[PROBLEMS TO WORK ON]:
1 > Decide whether each statement agrees with the post about returning after exams. Answer yes or no for each and quote the words from the post that settle it.
(a) The writer's exams ended on the 4th of December.
(b) The writer has reviewed many of the works on Web Fiction Guide.
(c) Around 144 blooks are listed on Web Fiction Guide.
2 > In the post about returning after exams, what has the writer spent the last couple of days reading up on?
3 > Write the next part of the post about returning after exams, starting after its last sentence.

[SOURCE PASSAGE]:

⟨

My exams ended on the 4th of December, and I was suddenly left alone with my newfound freedom. I surfed the Internet a bit, clicking about in random directions, in much the same way a criminal may run in circles after being released from prison. His freedom renders him purposeless after years of confinement, the same way I was rendered purposeless after 3 months of crazy studying. I think it’s quite possible for one to equal the other.
I’m back, and I’m sorry for not updating Novelr earlier. My exams have left me frazzled and a little woozy, and it’ll be some time before I can get back into gear here. It doesn’t help that I’ve got quite a few other things to do – I have been spending the last couple of days reading up on PHP, because it’s about time Novelr got a redesign. And there’s design work to be done on Web Fiction Guide (WFG) as well. But that’s getting ahead of myself.
This post is a behind-the-scenes look at what it’s like to be a WFG editor. The editors, if you don’t already know, are the people in charge of reviewing and rating the 144 or so blooks listed on the site. I’ve not been a very good editor: WFG was started months ago, but I’ve almost never reviewed anything there. Put it down to my academic schedule, I guess, and bang me on the head with a wooden spoon.

⟩

[DATASET ENTRIES]:

⟨

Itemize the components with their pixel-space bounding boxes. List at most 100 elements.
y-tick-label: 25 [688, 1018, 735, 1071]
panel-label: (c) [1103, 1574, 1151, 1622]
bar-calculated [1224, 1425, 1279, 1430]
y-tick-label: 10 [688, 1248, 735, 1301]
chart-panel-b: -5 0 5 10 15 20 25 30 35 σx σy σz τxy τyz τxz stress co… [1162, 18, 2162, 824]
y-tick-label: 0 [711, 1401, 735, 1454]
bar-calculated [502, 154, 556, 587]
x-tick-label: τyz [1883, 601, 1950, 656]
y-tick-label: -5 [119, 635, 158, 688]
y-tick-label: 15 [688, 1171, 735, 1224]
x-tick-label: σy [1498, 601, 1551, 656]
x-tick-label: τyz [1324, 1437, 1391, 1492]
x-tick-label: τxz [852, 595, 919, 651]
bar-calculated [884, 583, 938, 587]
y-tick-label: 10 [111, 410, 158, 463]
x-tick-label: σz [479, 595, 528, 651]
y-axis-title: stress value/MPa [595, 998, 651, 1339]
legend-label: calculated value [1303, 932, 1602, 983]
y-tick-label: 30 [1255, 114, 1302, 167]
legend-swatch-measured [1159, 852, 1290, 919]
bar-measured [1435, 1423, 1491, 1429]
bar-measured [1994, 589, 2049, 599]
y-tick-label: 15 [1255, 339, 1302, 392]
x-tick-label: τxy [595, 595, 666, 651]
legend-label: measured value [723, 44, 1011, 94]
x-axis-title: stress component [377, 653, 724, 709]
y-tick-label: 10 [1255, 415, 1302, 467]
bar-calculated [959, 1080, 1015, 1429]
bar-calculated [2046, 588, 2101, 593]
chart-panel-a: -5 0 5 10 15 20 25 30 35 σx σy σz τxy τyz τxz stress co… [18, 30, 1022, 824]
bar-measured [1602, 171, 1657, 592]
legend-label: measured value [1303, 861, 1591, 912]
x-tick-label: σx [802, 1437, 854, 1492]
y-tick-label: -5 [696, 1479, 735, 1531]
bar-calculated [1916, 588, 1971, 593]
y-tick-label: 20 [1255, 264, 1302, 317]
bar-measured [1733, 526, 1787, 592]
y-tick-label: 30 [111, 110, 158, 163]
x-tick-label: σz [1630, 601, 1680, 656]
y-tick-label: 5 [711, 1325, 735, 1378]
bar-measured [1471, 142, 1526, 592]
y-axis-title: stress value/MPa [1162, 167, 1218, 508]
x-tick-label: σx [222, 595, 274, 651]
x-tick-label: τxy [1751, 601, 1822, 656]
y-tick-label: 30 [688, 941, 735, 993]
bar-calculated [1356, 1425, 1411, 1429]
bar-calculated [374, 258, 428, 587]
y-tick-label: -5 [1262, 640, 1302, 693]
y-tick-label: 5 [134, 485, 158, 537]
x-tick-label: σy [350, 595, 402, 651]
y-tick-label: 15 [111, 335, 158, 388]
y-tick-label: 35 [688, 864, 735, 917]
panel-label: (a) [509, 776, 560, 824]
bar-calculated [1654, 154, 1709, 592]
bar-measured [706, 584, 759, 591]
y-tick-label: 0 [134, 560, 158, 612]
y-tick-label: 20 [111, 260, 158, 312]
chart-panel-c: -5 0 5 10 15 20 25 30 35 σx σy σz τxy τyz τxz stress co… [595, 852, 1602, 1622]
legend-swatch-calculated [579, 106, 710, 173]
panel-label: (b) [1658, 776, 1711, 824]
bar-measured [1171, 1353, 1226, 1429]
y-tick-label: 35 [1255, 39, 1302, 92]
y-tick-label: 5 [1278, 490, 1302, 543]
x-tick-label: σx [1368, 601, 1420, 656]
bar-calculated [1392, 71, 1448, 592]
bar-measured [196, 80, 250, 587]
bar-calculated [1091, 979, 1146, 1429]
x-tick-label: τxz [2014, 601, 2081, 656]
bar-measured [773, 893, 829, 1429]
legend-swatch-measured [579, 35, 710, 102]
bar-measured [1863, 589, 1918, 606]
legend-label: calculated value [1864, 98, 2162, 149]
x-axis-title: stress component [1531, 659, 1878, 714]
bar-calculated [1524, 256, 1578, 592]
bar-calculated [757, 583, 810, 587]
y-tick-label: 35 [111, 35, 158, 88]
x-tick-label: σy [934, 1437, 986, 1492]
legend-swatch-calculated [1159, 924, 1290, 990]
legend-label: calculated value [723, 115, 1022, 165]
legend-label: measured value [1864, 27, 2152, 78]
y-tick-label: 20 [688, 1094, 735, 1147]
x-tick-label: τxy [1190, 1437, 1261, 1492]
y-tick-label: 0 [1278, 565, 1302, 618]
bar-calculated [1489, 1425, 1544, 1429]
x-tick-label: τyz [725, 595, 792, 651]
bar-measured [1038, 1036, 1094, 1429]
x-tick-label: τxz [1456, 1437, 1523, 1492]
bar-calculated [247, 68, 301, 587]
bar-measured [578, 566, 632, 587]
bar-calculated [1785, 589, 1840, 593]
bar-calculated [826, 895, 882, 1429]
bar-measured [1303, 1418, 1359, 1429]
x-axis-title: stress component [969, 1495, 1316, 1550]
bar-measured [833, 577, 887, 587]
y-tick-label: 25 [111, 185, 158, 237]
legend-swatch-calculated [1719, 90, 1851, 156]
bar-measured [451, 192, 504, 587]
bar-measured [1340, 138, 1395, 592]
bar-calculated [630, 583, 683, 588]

⟩

[ANSWERS TO THE EXERCISES]:
1 >
(a) Yes: "My exams ended on the 4th of December"
(b) No: "I’ve almost never reviewed anything there"
(c) Yes: "the 144 or so blooks listed on the site"

2 > PHP.

3 >
Behind The Scenes: The Art (or torture) of Reviewing
What, you think we randomly choose what we review?
A review assignment usually begins as such: we hop into the Editors’ private forums and skim through the latest discussions. The topics here run the gamut from serious to nonsensical: one might be about a delisting request (the editors decided it was against WFG policy), while another might be about how we’ve been called semi-professional (go check them out!) by a StumbleUpon user. Very often, however, our personal lives slip through and colour our discussions: Gavin Williams had a baby a few months back, and we paused our discussions to congratulated him and the missus.
The chief reason we log into the discussions area is because of a spreadsheet Chris Poirier updates. It contains all the new listings and it tells us who’s reading, or reviewing what. The unreviewed listings are marked in bold, and the editors place R, W or X under their names to mark the various stages they’re going through, with regards to that particular work. An R is for Reading, W means ‘Writing a review’ and X marks a completed assignment. R sometimes last two weeks, if the blook in question is boring as hell.[1]


I’ve no idea how I missed this.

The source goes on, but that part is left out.